---------- The input
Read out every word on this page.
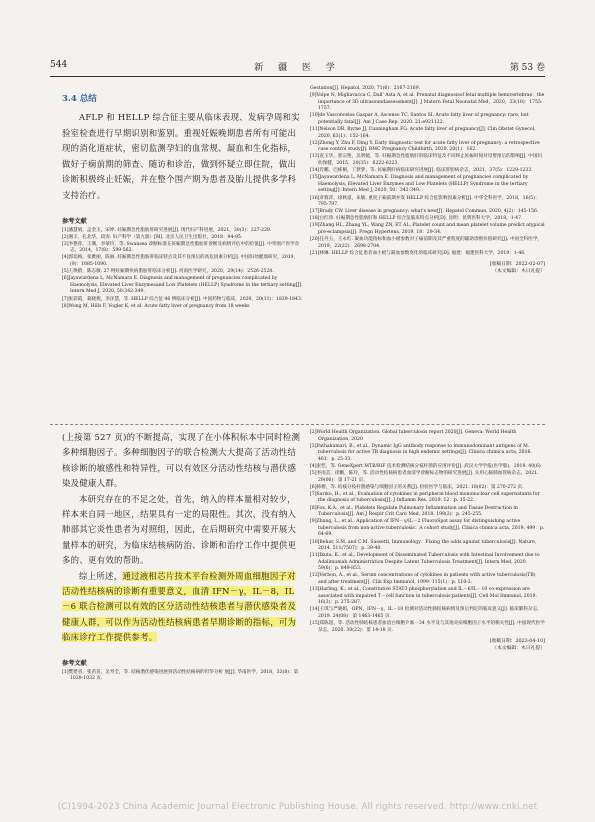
544	新 疆 医 学	第 53 卷
3.4 总结
AFLP 和 HELLP 综合征主要从临床表现、发病孕周和实验室检查进行早期识别和鉴别。重视妊娠晚期患者所有可能出现的消化道症状，密切监测孕妇的血常规、凝血和生化指标，做好子痫前期的筛查、随访和诊治，做到怀疑立即住院，做出诊断积极终止妊娠，并在整个围产期为患者及胎儿提供多学科支持治疗。
参考文献
[1]潘慧娟，孟金玉，宋坤. 妊娠期急性脂肪肝研究进展[J]. 现代妇产科进展，2021，30(3)：227-229.
[2]谢辛，孔北华，段涛. 妇产科学（第九版）[M]. 北京人民卫生出版社，2018：94-95.
[3]李艳萍，王珊，李蒙玲，等. Swansea 诊断标准在妊娠期急性脂肪肝诊断及病情评估中的价值[J]. 中华围产医学杂志，2014，17(8)：599-562.
[4]郭琰梅，张雅丽，陈丽. 妊娠期急性脂肪肝临床特点及其不良预后的高危因素分析[J]. 中国妇幼健康研究，2019，(9)：1085-1090.
[5]王焕蔚，陈志敏. 27 例妊娠期疾病脂肪肝临床分析[J]. 河南医学研究，2020，29(14)：2526-2528.
[6]Jayawardena L, McNamara E. Diagnosis and management of pregnancies complicated by Haemolysis, Elevated Liver Enzymesand Low Platelets (HELLP) Syndrome in the tertiary setting[J]. Intern Med J, 2020, 50:342-349.
[7]张彩霞，葛晓燕，李泽慧，等. HELLP 综合征 46 例临床分析[J]. 中国药物与临床，2020，20(11)：1839-1843.
[8]Wong M, Hills F, Vogler K, et al. Acute fatty liver of pregnancy from 18 weeks
Gestation[J]. Hepatol, 2020, 71(6)：2167-2169.
[9]Volpe N, Migliavacca C, Dall' Asta A, et al. Prenatal diagnosisof fetal multiple hemivertebrae：the importance of 3D ultrasoundassessment[J]. J Matern Fetal Neonatal Med，2020，33(10)：1755-1757.
[10]de Vasconcelos Gaspar A, Ascenso TC, Santos SI. Acute fatty liver of pregnancy: rare, but potentially fatal[J]. Am J Case Rep. 2020. 21:e921122.
[11]Nelson DB, Byrne JJ, Cunningham FG. Acute fatty liver of pregnancy[J]. Clin Obstet Gynecol, 2020, 63(1)：152-164.
[12]Zhong Y, Zhu F, Ding Y. Early diagnostic test for acute fatty liver of pregnancy: a retrospective case control study[J]. BMC Pregnancy Childbirth, 2020, 20(1)：162.
[13]袁玉华，郭宗艳，吴明媛，等. 妊娠期急性脂肪肝的临床特征及不同终止妊娠时间对母婴预后的影响[J]. 中国妇幼保健，2015，20(35)：6222-6223.
[14]肖鹏，巴栋桐，丁梦梦，等. 妊娠期肝病临床研究进展[J]. 临床肝胆病杂志，2021，37(5)：1229-1232.
[15]Jayawardena L, McNamara E. Diagnosis and management of pregnancies complicated by Haemolysis, Elevated Liver Enzymes and Low Platelets (HELLP) Syndrome in the tertiary setting[J]. Intern Med J, 2020, 50：342-349.
[16]章蓉萍，徐秋道，朱敏. 重度子痫前期并发 HELLP 综合征影响因素分析[J]. 中华全科医学，2018，16(5)：795-797.
[17]Brady CW. Liver disease in pregnancy: what's new[J]. Hepatol Commun, 2020, 4(2)：145-156.
[18]白红珍. 妊娠期急性脂肪肝和 HELLP 综合征临床特点分析[D]. 昆明：昆明医科大学，2018，1-47.
[19]Zhang HL, Zhang YL, Wang ZN, ET AL. Platelet count and mean platelet volume predict atypical pre-eclampsia[J]. Pregn Hypertens, 2019, 18：29-34.
[20]任丹玉，王永红. 凝血功能指标和血小板参数对子痫前期及其严重程度的辅助诊断价值研究[J]. 中国全科医学，2019，22(22)：2698-2704.
[21]林琳. HELLP 综合征患者血小板与凝血参数变化的临床研究[D]. 福建：福建医科大学，2019：1-46.
[收稿日期：2022-02-07]
（本文编辑：木日礼提）
(上接第 527 页)的不断提高，实现了在小体积标本中同时检测多种细胞因子。多种细胞因子的联合检测大大提高了活动性结核诊断的敏感性和特异性，可以有效区分活动性结核与潜伏感染及健康人群。
本研究存在的不足之处，首先，纳入的样本量相对较少，样本来自同一地区，结果具有一定的局限性。其次，没有纳入肺部其它炎性患者为对照组，因此，在后期研究中需要开展大量样本的研究，为临床结核病防治、诊断和治疗工作中提供更多的、更有效的帮助。
综上所述，通过液相芯片技术平台检测外周血细胞因子对活动性结核病的诊断有重要意义，血清 IFN－γ，IL－8，IL－6 联合检测可以有效的区分活动性结核患者与潜伏感染者及健康人群，可以作为活动性结核病患者早期诊断的指标，可为临床诊疗工作提供参考。
参考文献
[1]樊建省，张苗苗，吴寿全，等. 结核潜伏感染进展到活动性结核病的坦华分析 展[J]. 华南医学，2018，33(8)：第 1028-1032 页.
[2]World Health Organization. Global tuberculosis report 2020[J]. Geneva: World Health Organization, 2020
[3]Pathakumari, B., et al., Dynamic IgG antibody response to immunodominant antigens of M. tuberculosis for active TB diagnosis in high endemic settings[J]. Clinica chimica acta, 2016. 461：p. 25-33.
[4]张恺，等. GeneXpert MTB/RIF 技术检测结核分枝杆菌的应用评价[J]. 武汉大学学报(医学版)，2019. 40(6).
[5]李雨芸，徐鹏，陈玲，等. 活动性结核病患者血清学诊断标志物的研究进展[J]. 实用心脑肺血管病杂志，2021. 29(06)：第 17-21 页.
[6]韩榕，等. 结核分枝杆菌感染与细胞因子的关系[J]. 检验医学与临床，2021. 18(02)：第 270-272 页.
[7]Sarıko, H., et al., Evaluation of cytokines in peripheral blood mononuclear cell supernatants for the diagnosis of tuberculosis[J]. J Inflamm Res, 2019. 12：p. 15-22.
[8]Fox, K.A., et al., Platelets Regulate Pulmonary Inflammation and Tissue Destruction in Tuberculosis[J]. Am J Respir Crit Care Med, 2018. 198(2)：p. 245-255.
[9]Zhang, L., et al., Application of IFN－γ/IL－2 FluoroSpot assay for distinguishing active tuberculosis from non-active tuberculosis：A cohort study[J]. Clinica chimica acta, 2019. 499：p. 64-69.
[10]Behar, S.M. and C.M. Sassetti, Immunology：Fixing the odds against tuberculosis[J]. Nature, 2014. 511(7507)：p. 39-40.
[11]Ikuta, K., et al., Development of Disseminated Tuberculosis with Intestinal Involvement due to Adalimumab Administration Despite Latent Tuberculosis Treatment[J]. Intern Med, 2020. 59(6)：p. 849-853.
[12]Verbon, A., et al., Serum concentrations of cytokines in patients with active tuberculosis(TB) and after treatment[J]. Clin Exp Immunol, 1999. 115(1)：p. 110-3.
[13]Harling, K., et al., Constitutive STAT3 phosphorylation and IL－6/IL－10 co-expression are associated with impaired T－cell function in tuberculosis patients[J]. Cell Mol Immunol, 2019. 16(3)：p. 275-287.
[14]王琪与严晓娟，OPN，IFN－γ，IL－10 检测对活动性肺结核病情及预后判定的临床意义[J]. 临床肺科杂志，2019. 24(08)：第 1463-1465 页.
[15]郑陈超，等. 活动性肺结核患者血清白细胞介素－34 水平及与其他炎症细胞因子水平的相关性[J]. 中国现代医学杂志，2020. 30(22)：第 14-18 页.
[收稿日期：2023-04-10]
（本文编辑：木日礼提）
(C)1994-2023 China Academic Journal Electronic Publishing House. All rights reserved. http://www.cnki.net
--------------------
What needs to be done: Within the records above, count the lines that include the string "Platelets"; state the number and nothing else.

Answer for the task: 3